* WHAT IS NEEDED
Indicate only the number of lines in the listing below in which the word "comprehensive" appears.

* GIVEN ENTRIES
■ ■ ■

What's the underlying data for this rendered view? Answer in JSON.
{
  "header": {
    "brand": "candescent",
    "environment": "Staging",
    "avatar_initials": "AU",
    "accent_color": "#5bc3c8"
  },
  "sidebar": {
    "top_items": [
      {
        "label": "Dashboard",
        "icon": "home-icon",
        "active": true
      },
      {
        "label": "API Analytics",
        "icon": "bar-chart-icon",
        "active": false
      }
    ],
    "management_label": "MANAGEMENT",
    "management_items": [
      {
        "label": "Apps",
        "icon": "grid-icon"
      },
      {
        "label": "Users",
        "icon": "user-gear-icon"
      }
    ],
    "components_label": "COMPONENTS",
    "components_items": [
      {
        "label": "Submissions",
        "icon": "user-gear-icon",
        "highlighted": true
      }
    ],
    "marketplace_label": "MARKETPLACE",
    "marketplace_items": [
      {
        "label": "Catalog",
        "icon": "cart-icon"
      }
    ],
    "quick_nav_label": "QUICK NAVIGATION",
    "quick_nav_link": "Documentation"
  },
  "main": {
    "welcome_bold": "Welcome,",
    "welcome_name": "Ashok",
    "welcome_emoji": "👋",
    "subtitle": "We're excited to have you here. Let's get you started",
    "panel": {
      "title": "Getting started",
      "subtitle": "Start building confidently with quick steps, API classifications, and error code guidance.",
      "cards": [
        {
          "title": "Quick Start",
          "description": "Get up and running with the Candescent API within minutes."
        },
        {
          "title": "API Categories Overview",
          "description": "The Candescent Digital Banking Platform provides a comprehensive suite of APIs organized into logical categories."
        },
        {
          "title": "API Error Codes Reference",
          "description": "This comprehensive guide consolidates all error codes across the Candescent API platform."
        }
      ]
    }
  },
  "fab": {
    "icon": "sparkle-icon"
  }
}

■ ■ ■

* TASK ANSWER
2